Instruction -> Gather all lines from the material that contain "this".

Records from a collection of figures

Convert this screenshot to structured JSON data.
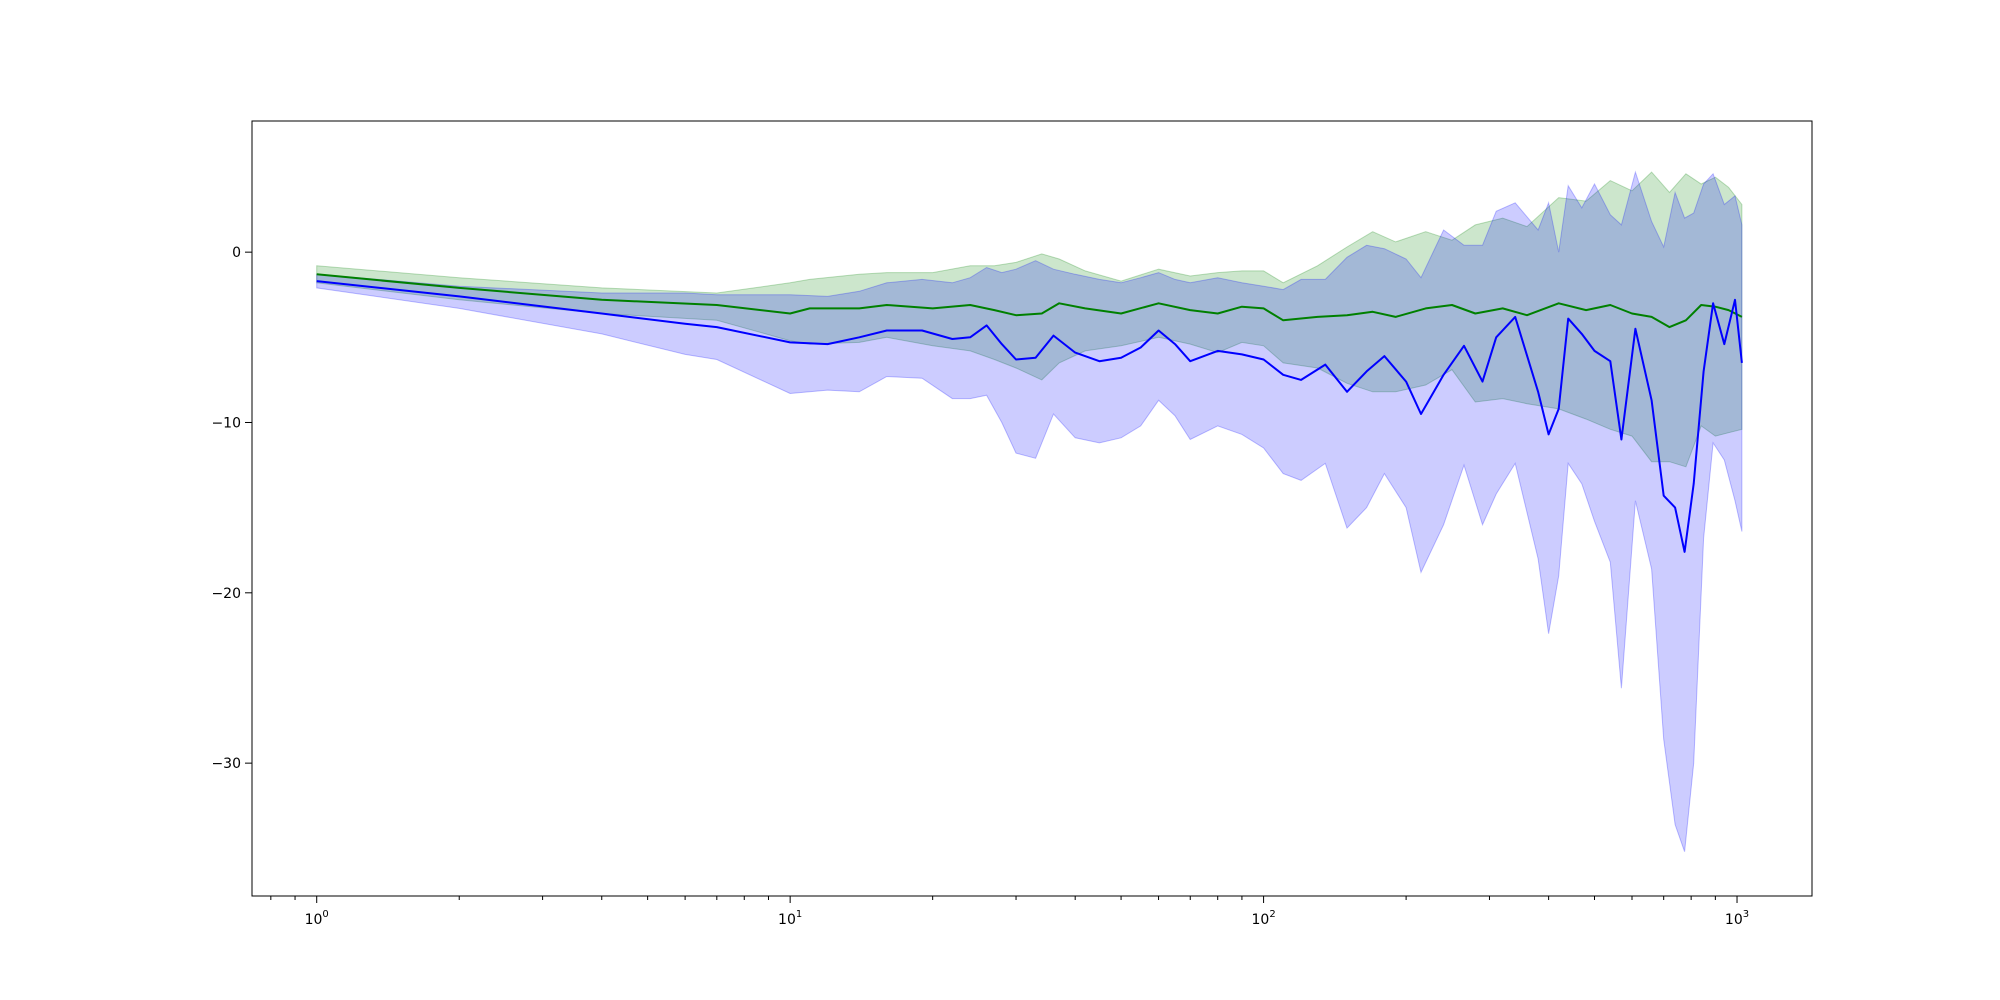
{
  "chart_data": {
    "type": "line",
    "title": "",
    "xlabel": "",
    "ylabel": "",
    "xscale": "log",
    "xlim": [
      0.73,
      1440
    ],
    "ylim": [
      -37.8,
      7.7
    ],
    "grid": false,
    "legend": "none",
    "x_ticks": [
      {
        "value": 1,
        "base": "10",
        "exp": "0"
      },
      {
        "value": 10,
        "base": "10",
        "exp": "1"
      },
      {
        "value": 100,
        "base": "10",
        "exp": "2"
      },
      {
        "value": 1000,
        "base": "10",
        "exp": "3"
      }
    ],
    "y_ticks": [
      {
        "value": 0,
        "label": "0"
      },
      {
        "value": -10,
        "label": "−10"
      },
      {
        "value": -20,
        "label": "−20"
      },
      {
        "value": -30,
        "label": "−30"
      }
    ],
    "series": [
      {
        "color": "#008000",
        "band_color": "#008000",
        "band_opacity": 0.2,
        "points": [
          [
            1,
            -1.3,
            -0.8,
            -1.8
          ],
          [
            2,
            -2.1,
            -1.5,
            -2.8
          ],
          [
            4,
            -2.8,
            -2.1,
            -3.6
          ],
          [
            7,
            -3.1,
            -2.4,
            -4.0
          ],
          [
            10,
            -3.6,
            -1.8,
            -5.2
          ],
          [
            11,
            -3.3,
            -1.6,
            -5.4
          ],
          [
            14,
            -3.3,
            -1.3,
            -5.3
          ],
          [
            16,
            -3.1,
            -1.2,
            -5.0
          ],
          [
            20,
            -3.3,
            -1.2,
            -5.5
          ],
          [
            24,
            -3.1,
            -0.8,
            -5.8
          ],
          [
            27,
            -3.4,
            -0.8,
            -6.3
          ],
          [
            30,
            -3.7,
            -0.6,
            -6.8
          ],
          [
            34,
            -3.6,
            -0.1,
            -7.5
          ],
          [
            37,
            -3.0,
            -0.4,
            -6.5
          ],
          [
            42,
            -3.3,
            -1.1,
            -5.8
          ],
          [
            50,
            -3.6,
            -1.7,
            -5.5
          ],
          [
            60,
            -3.0,
            -1.0,
            -5.0
          ],
          [
            70,
            -3.4,
            -1.4,
            -5.4
          ],
          [
            80,
            -3.6,
            -1.2,
            -5.9
          ],
          [
            90,
            -3.2,
            -1.1,
            -5.3
          ],
          [
            100,
            -3.3,
            -1.1,
            -5.5
          ],
          [
            110,
            -4.0,
            -1.8,
            -6.5
          ],
          [
            130,
            -3.8,
            -0.8,
            -6.8
          ],
          [
            150,
            -3.7,
            0.3,
            -7.7
          ],
          [
            170,
            -3.5,
            1.2,
            -8.2
          ],
          [
            190,
            -3.8,
            0.6,
            -8.2
          ],
          [
            220,
            -3.3,
            1.2,
            -7.8
          ],
          [
            250,
            -3.1,
            0.7,
            -6.9
          ],
          [
            280,
            -3.6,
            1.6,
            -8.8
          ],
          [
            320,
            -3.3,
            2.0,
            -8.6
          ],
          [
            360,
            -3.7,
            1.5,
            -8.9
          ],
          [
            420,
            -3.0,
            3.2,
            -9.2
          ],
          [
            480,
            -3.4,
            3.0,
            -9.8
          ],
          [
            540,
            -3.1,
            4.2,
            -10.4
          ],
          [
            600,
            -3.6,
            3.6,
            -10.8
          ],
          [
            660,
            -3.8,
            4.7,
            -12.3
          ],
          [
            720,
            -4.4,
            3.5,
            -12.3
          ],
          [
            780,
            -4.0,
            4.6,
            -12.6
          ],
          [
            840,
            -3.1,
            4.0,
            -10.2
          ],
          [
            900,
            -3.2,
            4.4,
            -10.8
          ],
          [
            960,
            -3.4,
            3.8,
            -10.6
          ],
          [
            1024,
            -3.8,
            2.8,
            -10.4
          ]
        ]
      },
      {
        "color": "#0000ff",
        "band_color": "#0000ff",
        "band_opacity": 0.2,
        "points": [
          [
            1,
            -1.7,
            -1.3,
            -2.1
          ],
          [
            2,
            -2.6,
            -2.0,
            -3.3
          ],
          [
            4,
            -3.6,
            -2.4,
            -4.8
          ],
          [
            6,
            -4.2,
            -2.4,
            -6.0
          ],
          [
            7,
            -4.4,
            -2.5,
            -6.3
          ],
          [
            10,
            -5.3,
            -2.5,
            -8.3
          ],
          [
            12,
            -5.4,
            -2.6,
            -8.1
          ],
          [
            14,
            -5.0,
            -2.3,
            -8.2
          ],
          [
            16,
            -4.6,
            -1.8,
            -7.3
          ],
          [
            19,
            -4.6,
            -1.6,
            -7.4
          ],
          [
            22,
            -5.1,
            -1.8,
            -8.6
          ],
          [
            24,
            -5.0,
            -1.5,
            -8.6
          ],
          [
            26,
            -4.3,
            -0.9,
            -8.4
          ],
          [
            28,
            -5.4,
            -1.2,
            -10.0
          ],
          [
            30,
            -6.3,
            -1.0,
            -11.8
          ],
          [
            33,
            -6.2,
            -0.5,
            -12.1
          ],
          [
            36,
            -4.9,
            -1.0,
            -9.5
          ],
          [
            40,
            -5.9,
            -1.3,
            -10.9
          ],
          [
            45,
            -6.4,
            -1.6,
            -11.2
          ],
          [
            50,
            -6.2,
            -1.8,
            -10.9
          ],
          [
            55,
            -5.6,
            -1.5,
            -10.2
          ],
          [
            60,
            -4.6,
            -1.2,
            -8.7
          ],
          [
            65,
            -5.4,
            -1.6,
            -9.6
          ],
          [
            70,
            -6.4,
            -1.8,
            -11.0
          ],
          [
            80,
            -5.8,
            -1.5,
            -10.2
          ],
          [
            90,
            -6.0,
            -1.8,
            -10.7
          ],
          [
            100,
            -6.3,
            -2.0,
            -11.5
          ],
          [
            110,
            -7.2,
            -2.2,
            -13.0
          ],
          [
            120,
            -7.5,
            -1.6,
            -13.4
          ],
          [
            135,
            -6.6,
            -1.6,
            -12.4
          ],
          [
            150,
            -8.2,
            -0.3,
            -16.2
          ],
          [
            165,
            -7.0,
            0.4,
            -15.0
          ],
          [
            180,
            -6.1,
            0.2,
            -13.0
          ],
          [
            200,
            -7.6,
            -0.4,
            -15.0
          ],
          [
            215,
            -9.5,
            -1.5,
            -18.8
          ],
          [
            240,
            -7.2,
            1.3,
            -16.0
          ],
          [
            265,
            -5.5,
            0.4,
            -12.5
          ],
          [
            290,
            -7.6,
            0.4,
            -16.0
          ],
          [
            310,
            -5.0,
            2.4,
            -14.2
          ],
          [
            340,
            -3.8,
            2.9,
            -12.4
          ],
          [
            380,
            -8.2,
            1.3,
            -18.0
          ],
          [
            400,
            -10.7,
            2.9,
            -22.4
          ],
          [
            420,
            -9.2,
            0.0,
            -19.0
          ],
          [
            440,
            -3.9,
            3.9,
            -12.4
          ],
          [
            470,
            -4.8,
            2.6,
            -13.6
          ],
          [
            500,
            -5.8,
            4.0,
            -15.8
          ],
          [
            540,
            -6.4,
            2.2,
            -18.2
          ],
          [
            570,
            -11.0,
            1.6,
            -25.6
          ],
          [
            610,
            -4.5,
            4.7,
            -14.6
          ],
          [
            660,
            -8.7,
            1.8,
            -18.6
          ],
          [
            700,
            -14.3,
            0.3,
            -28.6
          ],
          [
            740,
            -15.0,
            3.5,
            -33.6
          ],
          [
            775,
            -17.6,
            2.0,
            -35.2
          ],
          [
            810,
            -13.6,
            2.3,
            -30.0
          ],
          [
            850,
            -7.0,
            4.0,
            -16.8
          ],
          [
            890,
            -3.0,
            4.6,
            -11.2
          ],
          [
            940,
            -5.4,
            2.8,
            -12.2
          ],
          [
            990,
            -2.8,
            3.3,
            -14.6
          ],
          [
            1024,
            -6.5,
            1.6,
            -16.4
          ]
        ]
      }
    ]
  }
}
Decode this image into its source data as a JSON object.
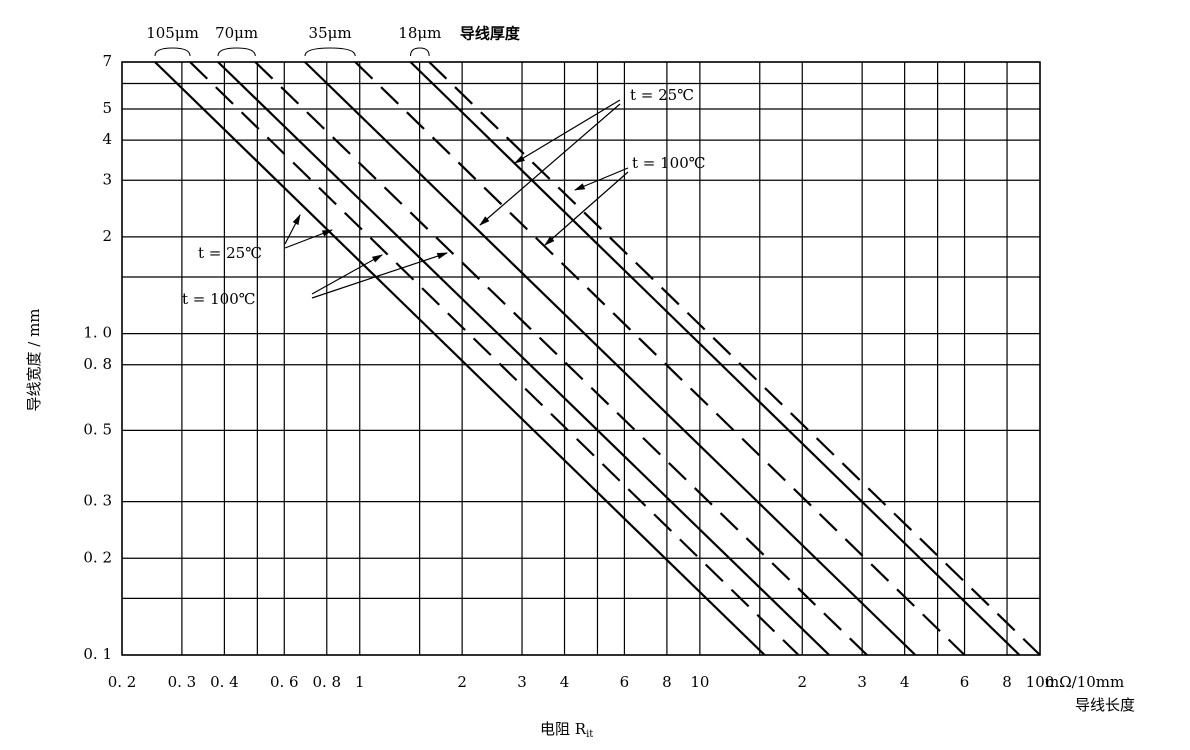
{
  "chart_data": {
    "type": "line",
    "xlabel": "电阻 R",
    "xlabel_sub": "it",
    "xunit": "mΩ/10mm",
    "xunit_title": "导线长度",
    "ylabel": "导线宽度 / mm",
    "thickness_title": "导线厚度",
    "thickness_labels": [
      "105μm",
      "70μm",
      "35μm",
      "18μm"
    ],
    "annotations": [
      "t = 25℃",
      "t = 100℃",
      "t = 25℃",
      "t = 100℃"
    ],
    "log_x": true,
    "log_y": true,
    "grid": true,
    "color": "#000000",
    "xlim": [
      0.2,
      100
    ],
    "ylim": [
      0.1,
      7
    ],
    "xticks": [
      {
        "value": 0.2,
        "label": "0. 2"
      },
      {
        "value": 0.3,
        "label": "0. 3"
      },
      {
        "value": 0.4,
        "label": "0. 4"
      },
      {
        "value": 0.6,
        "label": "0. 6"
      },
      {
        "value": 0.8,
        "label": "0. 8"
      },
      1,
      2,
      3,
      4,
      6,
      8,
      10,
      20,
      30,
      40,
      60,
      80,
      100
    ],
    "xtick_labels_second_decade": [
      "2",
      "3",
      "4",
      "6",
      "8"
    ],
    "xminor": [
      0.5,
      1.5,
      5,
      15,
      50
    ],
    "yticks": [
      {
        "value": 0.1,
        "label": "0. 1"
      },
      {
        "value": 0.2,
        "label": "0. 2"
      },
      {
        "value": 0.3,
        "label": "0. 3"
      },
      {
        "value": 0.5,
        "label": "0. 5"
      },
      {
        "value": 0.8,
        "label": "0. 8"
      },
      {
        "value": 1.0,
        "label": "1. 0"
      },
      2,
      3,
      4,
      5,
      7
    ],
    "yminor": [
      0.15,
      1.5,
      6
    ],
    "series": [
      {
        "style": "solid",
        "x": [
          0.25,
          15.5
        ],
        "values": [
          7,
          0.1
        ]
      },
      {
        "style": "dashed",
        "x": [
          0.317,
          19.5
        ],
        "values": [
          7,
          0.1
        ]
      },
      {
        "style": "solid",
        "x": [
          0.383,
          24
        ],
        "values": [
          7,
          0.1
        ]
      },
      {
        "style": "dashed",
        "x": [
          0.493,
          31
        ],
        "values": [
          7,
          0.1
        ]
      },
      {
        "style": "solid",
        "x": [
          0.69,
          43
        ],
        "values": [
          7,
          0.1
        ]
      },
      {
        "style": "dashed",
        "x": [
          0.97,
          60
        ],
        "values": [
          7,
          0.1
        ]
      },
      {
        "style": "solid",
        "x": [
          1.41,
          87
        ],
        "values": [
          7,
          0.1
        ]
      },
      {
        "style": "dashed",
        "x": [
          1.6,
          100
        ],
        "values": [
          7,
          0.1
        ]
      }
    ]
  }
}
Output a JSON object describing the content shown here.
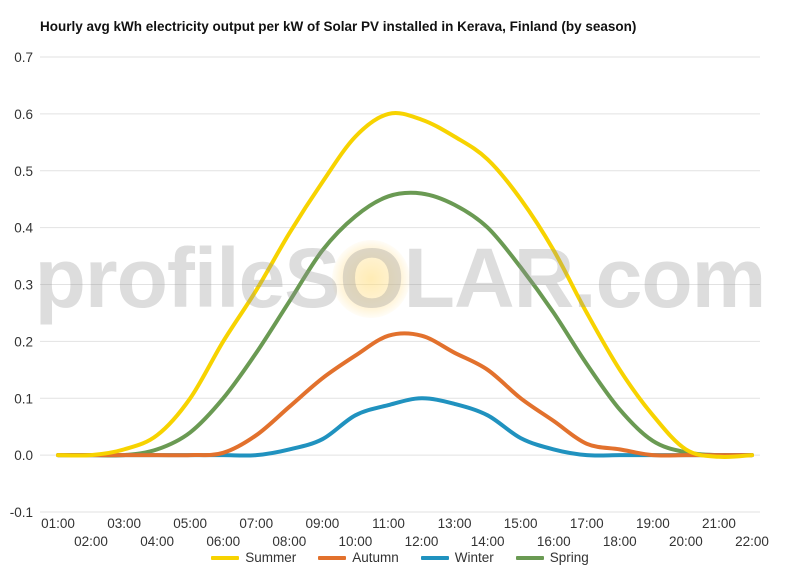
{
  "chart_data": {
    "type": "line",
    "title": "Hourly avg kWh electricity output per kW of Solar PV installed in Kerava, Finland (by season)",
    "xlabel": "",
    "ylabel": "",
    "ylim": [
      -0.1,
      0.7
    ],
    "yticks": [
      "0.7",
      "0.6",
      "0.5",
      "0.4",
      "0.3",
      "0.2",
      "0.1",
      "0.0",
      "-0.1"
    ],
    "categories": [
      "01:00",
      "02:00",
      "03:00",
      "04:00",
      "05:00",
      "06:00",
      "07:00",
      "08:00",
      "09:00",
      "10:00",
      "11:00",
      "12:00",
      "13:00",
      "14:00",
      "15:00",
      "16:00",
      "17:00",
      "18:00",
      "19:00",
      "20:00",
      "21:00",
      "22:00"
    ],
    "grid": true,
    "legend_position": "bottom",
    "watermark": "profileSOLAR.com",
    "series": [
      {
        "name": "Summer",
        "color": "#f7d300",
        "values": [
          0.0,
          0.0,
          0.01,
          0.035,
          0.1,
          0.2,
          0.29,
          0.39,
          0.48,
          0.56,
          0.6,
          0.59,
          0.56,
          0.52,
          0.45,
          0.36,
          0.25,
          0.15,
          0.07,
          0.01,
          -0.003,
          0.0
        ]
      },
      {
        "name": "Autumn",
        "color": "#e2712d",
        "values": [
          0.0,
          0.0,
          0.0,
          0.0,
          0.0,
          0.004,
          0.035,
          0.085,
          0.135,
          0.175,
          0.21,
          0.21,
          0.18,
          0.15,
          0.1,
          0.06,
          0.02,
          0.01,
          0.0,
          0.0,
          0.0,
          0.0
        ]
      },
      {
        "name": "Winter",
        "color": "#2092bf",
        "values": [
          0.0,
          0.0,
          0.0,
          0.0,
          0.0,
          0.0,
          0.0,
          0.01,
          0.028,
          0.07,
          0.088,
          0.1,
          0.09,
          0.07,
          0.03,
          0.01,
          0.0,
          0.0,
          0.0,
          0.0,
          0.0,
          0.0
        ]
      },
      {
        "name": "Spring",
        "color": "#6a9a53",
        "values": [
          0.0,
          0.0,
          0.0,
          0.01,
          0.04,
          0.1,
          0.18,
          0.27,
          0.36,
          0.42,
          0.455,
          0.46,
          0.44,
          0.4,
          0.33,
          0.25,
          0.16,
          0.08,
          0.025,
          0.005,
          0.0,
          0.0
        ]
      }
    ]
  }
}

Written reply ->
Convert this screenshot to structured JSON data.
Decode this image into its source data as a JSON object.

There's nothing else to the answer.